**Stored data entries**

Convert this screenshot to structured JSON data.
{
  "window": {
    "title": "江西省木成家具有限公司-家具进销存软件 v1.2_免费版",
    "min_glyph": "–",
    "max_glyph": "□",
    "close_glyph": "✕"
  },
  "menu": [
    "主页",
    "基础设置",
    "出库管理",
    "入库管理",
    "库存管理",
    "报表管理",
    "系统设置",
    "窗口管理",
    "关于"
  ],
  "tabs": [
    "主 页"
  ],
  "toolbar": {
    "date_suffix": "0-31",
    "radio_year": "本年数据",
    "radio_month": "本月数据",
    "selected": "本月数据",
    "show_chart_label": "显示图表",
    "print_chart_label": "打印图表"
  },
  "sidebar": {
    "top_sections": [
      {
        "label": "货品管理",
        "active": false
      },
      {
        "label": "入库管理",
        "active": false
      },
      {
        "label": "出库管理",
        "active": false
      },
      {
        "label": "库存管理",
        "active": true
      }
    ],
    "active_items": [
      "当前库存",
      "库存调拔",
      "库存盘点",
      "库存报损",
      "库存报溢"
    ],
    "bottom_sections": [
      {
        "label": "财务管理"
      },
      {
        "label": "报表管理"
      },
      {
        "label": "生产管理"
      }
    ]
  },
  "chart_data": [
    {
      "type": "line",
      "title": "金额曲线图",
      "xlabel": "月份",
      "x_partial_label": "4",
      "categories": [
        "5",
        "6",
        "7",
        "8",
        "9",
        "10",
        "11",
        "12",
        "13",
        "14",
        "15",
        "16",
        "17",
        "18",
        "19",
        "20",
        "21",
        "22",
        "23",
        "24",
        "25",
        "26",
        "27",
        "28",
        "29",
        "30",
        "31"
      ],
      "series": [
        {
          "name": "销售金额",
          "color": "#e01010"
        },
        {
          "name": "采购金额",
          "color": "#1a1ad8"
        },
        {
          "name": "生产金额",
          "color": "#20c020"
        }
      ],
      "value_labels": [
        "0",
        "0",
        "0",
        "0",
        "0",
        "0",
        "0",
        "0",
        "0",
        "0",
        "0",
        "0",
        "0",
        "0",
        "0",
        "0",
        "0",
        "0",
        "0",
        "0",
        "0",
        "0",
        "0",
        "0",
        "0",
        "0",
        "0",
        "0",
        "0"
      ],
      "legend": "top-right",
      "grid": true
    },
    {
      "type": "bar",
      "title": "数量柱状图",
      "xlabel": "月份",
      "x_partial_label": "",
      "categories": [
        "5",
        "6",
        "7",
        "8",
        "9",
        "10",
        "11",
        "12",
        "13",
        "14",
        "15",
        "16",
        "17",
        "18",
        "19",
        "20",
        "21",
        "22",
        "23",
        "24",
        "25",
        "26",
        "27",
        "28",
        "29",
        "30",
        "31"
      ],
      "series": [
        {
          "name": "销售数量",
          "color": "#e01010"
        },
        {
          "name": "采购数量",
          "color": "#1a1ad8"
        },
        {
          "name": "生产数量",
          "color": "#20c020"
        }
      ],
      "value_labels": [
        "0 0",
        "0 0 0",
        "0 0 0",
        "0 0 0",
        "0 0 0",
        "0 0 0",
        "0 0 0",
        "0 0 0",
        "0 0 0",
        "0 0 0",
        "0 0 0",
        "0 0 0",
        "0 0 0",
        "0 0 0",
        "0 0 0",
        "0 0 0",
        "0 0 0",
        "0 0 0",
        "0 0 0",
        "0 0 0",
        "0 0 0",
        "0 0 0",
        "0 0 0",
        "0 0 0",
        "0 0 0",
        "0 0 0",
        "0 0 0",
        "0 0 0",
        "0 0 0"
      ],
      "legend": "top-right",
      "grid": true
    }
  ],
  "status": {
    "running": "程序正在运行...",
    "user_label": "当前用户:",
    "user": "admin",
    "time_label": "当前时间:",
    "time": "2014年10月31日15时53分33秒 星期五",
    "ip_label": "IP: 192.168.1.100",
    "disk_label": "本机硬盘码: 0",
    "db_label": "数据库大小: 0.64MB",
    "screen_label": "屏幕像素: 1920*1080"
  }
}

* * *

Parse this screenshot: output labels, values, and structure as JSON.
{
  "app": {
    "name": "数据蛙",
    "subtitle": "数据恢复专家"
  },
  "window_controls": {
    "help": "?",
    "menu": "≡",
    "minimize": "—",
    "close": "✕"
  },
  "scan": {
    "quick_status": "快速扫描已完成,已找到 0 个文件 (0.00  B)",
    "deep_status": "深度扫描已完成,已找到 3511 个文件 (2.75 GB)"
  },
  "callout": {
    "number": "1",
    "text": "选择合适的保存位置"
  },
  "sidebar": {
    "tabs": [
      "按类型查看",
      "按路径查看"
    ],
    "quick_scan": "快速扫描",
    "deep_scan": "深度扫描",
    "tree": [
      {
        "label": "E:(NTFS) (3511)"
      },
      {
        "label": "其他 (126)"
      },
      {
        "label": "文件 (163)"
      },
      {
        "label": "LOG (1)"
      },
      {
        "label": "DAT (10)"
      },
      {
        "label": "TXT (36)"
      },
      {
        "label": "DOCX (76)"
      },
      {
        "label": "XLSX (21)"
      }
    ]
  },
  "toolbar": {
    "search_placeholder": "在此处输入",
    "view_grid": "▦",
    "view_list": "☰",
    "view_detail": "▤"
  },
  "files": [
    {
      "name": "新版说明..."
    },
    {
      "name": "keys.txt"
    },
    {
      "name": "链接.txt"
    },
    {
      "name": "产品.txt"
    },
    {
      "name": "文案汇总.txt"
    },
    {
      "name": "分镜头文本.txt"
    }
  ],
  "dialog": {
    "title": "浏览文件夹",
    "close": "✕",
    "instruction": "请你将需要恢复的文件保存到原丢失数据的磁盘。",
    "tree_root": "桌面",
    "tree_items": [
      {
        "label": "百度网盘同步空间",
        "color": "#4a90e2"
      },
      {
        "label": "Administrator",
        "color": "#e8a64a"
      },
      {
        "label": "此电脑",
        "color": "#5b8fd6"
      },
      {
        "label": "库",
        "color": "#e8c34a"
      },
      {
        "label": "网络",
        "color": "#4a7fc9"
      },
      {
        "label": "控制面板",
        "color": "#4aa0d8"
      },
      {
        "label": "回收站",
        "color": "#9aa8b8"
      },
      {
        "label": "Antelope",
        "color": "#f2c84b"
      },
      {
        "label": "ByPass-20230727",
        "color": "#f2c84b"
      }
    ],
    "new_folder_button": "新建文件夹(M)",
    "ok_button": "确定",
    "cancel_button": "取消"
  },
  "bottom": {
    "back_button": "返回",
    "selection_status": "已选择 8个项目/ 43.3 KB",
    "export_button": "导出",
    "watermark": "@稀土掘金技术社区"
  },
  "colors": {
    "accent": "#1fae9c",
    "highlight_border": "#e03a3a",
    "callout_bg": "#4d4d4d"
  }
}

**WORK TO BE COMPLETED**
All lines in the data that contain the word "screenshot" should be copied.

**RESPONSE TO THE EXERCISE**
Convert this screenshot to structured JSON data.
Parse this screenshot: output labels, values, and structure as JSON.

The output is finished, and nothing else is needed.